■ Given task
Using the records that follow, copy every line containing the word "CHERRY".

■ Records
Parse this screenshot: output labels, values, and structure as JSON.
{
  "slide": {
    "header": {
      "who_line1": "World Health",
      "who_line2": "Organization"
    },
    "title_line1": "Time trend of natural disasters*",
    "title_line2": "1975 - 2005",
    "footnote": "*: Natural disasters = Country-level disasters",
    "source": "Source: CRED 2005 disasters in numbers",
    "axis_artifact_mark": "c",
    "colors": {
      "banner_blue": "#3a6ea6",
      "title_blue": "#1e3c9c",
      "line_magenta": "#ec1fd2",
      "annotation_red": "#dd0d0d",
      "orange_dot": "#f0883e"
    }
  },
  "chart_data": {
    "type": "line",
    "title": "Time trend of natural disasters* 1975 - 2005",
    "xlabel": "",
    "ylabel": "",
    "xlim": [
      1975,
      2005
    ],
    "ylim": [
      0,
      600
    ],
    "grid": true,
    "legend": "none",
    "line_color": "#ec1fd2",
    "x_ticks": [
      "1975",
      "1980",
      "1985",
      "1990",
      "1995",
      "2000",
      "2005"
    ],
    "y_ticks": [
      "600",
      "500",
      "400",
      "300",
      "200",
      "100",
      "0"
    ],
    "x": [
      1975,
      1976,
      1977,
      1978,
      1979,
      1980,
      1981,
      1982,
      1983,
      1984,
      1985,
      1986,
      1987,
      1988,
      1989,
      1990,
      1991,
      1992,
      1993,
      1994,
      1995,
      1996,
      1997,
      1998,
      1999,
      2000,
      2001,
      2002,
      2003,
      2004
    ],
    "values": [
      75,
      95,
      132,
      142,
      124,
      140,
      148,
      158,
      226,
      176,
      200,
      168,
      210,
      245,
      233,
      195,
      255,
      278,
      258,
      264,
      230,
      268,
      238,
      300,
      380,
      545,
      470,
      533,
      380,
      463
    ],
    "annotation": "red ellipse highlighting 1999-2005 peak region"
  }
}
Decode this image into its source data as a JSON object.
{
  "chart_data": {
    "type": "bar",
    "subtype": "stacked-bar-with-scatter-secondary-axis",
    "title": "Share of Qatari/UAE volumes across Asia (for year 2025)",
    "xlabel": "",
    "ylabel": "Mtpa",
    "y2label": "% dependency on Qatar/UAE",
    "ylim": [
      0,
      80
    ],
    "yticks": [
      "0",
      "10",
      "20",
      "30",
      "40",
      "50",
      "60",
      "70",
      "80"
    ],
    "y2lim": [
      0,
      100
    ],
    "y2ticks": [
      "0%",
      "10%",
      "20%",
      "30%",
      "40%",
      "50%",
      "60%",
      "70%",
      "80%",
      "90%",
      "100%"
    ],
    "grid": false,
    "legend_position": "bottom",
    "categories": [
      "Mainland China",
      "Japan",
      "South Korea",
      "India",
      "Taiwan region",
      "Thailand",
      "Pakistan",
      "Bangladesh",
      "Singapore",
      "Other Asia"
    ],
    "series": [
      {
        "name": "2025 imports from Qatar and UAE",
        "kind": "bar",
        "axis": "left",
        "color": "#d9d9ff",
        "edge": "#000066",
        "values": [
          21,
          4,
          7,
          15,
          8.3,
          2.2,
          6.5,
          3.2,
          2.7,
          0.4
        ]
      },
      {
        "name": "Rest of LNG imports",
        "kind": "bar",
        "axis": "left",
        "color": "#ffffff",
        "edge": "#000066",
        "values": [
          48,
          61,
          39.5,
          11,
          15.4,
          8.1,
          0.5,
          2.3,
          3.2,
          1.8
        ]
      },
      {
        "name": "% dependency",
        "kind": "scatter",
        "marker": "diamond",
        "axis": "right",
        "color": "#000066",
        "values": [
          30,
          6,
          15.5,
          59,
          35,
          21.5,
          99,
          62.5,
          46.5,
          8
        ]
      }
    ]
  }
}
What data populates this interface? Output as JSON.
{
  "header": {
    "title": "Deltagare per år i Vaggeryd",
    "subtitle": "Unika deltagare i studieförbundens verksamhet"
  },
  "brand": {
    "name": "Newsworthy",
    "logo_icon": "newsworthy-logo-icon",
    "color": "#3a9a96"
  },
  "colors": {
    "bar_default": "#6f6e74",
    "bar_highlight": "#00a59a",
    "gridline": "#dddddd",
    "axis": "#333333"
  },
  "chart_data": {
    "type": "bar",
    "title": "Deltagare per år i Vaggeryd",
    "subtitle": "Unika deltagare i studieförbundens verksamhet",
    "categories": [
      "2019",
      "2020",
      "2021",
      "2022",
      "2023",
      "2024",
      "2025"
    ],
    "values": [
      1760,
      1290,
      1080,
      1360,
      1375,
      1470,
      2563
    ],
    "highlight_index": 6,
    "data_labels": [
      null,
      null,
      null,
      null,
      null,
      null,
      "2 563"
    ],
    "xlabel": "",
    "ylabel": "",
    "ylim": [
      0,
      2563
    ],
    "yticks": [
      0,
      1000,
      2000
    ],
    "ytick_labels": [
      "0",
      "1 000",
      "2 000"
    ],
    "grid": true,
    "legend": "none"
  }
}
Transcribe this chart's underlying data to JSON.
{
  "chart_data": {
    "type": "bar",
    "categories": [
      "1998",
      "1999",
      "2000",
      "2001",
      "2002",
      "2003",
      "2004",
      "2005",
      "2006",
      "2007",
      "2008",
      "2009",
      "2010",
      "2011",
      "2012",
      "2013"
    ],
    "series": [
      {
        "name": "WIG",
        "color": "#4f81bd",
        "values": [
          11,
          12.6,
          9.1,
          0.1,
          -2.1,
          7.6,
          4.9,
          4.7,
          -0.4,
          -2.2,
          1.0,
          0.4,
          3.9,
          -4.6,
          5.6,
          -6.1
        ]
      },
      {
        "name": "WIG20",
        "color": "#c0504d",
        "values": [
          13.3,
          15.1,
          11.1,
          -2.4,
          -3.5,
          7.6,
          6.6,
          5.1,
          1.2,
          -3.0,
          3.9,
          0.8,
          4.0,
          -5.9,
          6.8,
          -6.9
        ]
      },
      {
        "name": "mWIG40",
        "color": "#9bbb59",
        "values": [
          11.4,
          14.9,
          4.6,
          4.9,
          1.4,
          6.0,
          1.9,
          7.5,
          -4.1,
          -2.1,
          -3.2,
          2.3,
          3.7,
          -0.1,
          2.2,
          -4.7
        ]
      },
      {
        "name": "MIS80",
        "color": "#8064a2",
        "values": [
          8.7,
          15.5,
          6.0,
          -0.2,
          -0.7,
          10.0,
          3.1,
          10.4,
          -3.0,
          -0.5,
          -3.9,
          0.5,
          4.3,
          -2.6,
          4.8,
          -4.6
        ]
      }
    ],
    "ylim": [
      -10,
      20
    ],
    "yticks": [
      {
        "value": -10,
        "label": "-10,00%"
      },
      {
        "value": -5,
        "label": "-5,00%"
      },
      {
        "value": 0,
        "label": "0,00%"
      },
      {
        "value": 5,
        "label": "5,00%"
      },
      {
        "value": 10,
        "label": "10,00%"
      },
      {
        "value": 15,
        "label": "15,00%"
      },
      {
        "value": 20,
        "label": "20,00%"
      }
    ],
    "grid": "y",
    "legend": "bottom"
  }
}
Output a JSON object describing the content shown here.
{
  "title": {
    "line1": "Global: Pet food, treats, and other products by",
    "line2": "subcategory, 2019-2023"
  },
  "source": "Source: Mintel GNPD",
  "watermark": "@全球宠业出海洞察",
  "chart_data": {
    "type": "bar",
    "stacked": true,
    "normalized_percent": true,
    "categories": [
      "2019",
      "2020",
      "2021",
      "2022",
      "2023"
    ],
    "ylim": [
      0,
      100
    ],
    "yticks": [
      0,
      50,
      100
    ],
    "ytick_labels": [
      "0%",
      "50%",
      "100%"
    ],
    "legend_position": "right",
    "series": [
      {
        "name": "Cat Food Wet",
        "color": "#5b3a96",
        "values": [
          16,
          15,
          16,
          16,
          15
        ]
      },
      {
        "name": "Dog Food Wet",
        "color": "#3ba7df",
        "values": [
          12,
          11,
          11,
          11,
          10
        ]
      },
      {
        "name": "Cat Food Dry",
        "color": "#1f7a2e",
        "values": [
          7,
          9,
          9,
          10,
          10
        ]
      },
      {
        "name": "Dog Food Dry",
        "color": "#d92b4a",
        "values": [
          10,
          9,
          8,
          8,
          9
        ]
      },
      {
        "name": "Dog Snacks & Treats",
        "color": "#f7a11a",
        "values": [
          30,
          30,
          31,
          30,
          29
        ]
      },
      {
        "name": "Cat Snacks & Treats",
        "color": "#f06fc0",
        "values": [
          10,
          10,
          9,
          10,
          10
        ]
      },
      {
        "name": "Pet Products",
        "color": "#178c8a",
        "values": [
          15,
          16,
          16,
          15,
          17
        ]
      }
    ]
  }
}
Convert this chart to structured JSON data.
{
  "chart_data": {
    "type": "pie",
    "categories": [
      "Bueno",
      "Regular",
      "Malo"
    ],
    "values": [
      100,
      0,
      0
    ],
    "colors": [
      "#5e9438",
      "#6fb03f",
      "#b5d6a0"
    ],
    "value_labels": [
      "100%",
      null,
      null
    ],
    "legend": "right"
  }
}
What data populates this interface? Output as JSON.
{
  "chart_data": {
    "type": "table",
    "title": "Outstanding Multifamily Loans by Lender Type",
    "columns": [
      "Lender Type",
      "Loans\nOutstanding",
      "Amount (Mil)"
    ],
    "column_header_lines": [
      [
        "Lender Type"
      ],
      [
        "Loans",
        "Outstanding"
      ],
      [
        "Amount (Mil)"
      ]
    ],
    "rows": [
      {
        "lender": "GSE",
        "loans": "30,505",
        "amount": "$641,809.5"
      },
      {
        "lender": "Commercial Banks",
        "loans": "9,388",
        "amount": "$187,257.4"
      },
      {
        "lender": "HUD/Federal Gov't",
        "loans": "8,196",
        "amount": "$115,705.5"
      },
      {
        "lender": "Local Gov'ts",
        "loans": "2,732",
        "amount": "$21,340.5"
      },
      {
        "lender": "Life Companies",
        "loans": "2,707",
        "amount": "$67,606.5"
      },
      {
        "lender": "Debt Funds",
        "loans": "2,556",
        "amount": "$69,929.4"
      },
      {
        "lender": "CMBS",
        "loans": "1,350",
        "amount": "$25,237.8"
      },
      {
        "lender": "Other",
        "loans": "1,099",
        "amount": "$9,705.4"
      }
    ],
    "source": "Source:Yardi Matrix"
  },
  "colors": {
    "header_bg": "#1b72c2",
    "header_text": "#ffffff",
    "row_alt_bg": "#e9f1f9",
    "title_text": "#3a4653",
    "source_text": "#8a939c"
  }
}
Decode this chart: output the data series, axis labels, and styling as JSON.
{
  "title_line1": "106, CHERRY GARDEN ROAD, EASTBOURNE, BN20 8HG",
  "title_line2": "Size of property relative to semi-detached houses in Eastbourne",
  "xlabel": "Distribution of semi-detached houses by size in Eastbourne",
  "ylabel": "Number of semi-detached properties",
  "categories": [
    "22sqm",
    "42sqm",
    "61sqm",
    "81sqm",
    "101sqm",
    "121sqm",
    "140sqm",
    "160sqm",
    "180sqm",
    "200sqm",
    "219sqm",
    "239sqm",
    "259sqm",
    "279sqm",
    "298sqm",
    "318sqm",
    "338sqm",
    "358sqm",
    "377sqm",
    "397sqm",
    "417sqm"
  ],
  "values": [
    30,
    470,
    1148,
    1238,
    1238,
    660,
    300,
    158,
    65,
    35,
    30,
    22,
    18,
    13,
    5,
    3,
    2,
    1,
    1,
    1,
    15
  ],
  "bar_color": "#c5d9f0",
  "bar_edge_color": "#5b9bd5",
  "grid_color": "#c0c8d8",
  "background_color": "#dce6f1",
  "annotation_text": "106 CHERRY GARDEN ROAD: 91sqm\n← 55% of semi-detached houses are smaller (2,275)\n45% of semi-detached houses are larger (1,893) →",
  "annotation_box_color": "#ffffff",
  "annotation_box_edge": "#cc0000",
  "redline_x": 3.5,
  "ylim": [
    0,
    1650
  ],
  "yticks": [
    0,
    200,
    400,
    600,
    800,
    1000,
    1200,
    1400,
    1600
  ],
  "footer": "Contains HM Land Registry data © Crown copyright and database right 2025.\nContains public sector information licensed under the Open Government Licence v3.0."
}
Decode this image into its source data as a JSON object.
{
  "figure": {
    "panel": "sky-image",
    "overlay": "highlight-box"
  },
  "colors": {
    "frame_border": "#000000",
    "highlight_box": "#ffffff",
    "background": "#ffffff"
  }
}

■ Written solution
  "title_line1": "106, CHERRY GARDEN ROAD, EASTBOURNE, BN20 8HG",
  "annotation_text": "106 CHERRY GARDEN ROAD: 91sqm\n← 55% of semi-detached houses are smaller (2,275)\n45% of semi-detached houses are larger (1,893) →",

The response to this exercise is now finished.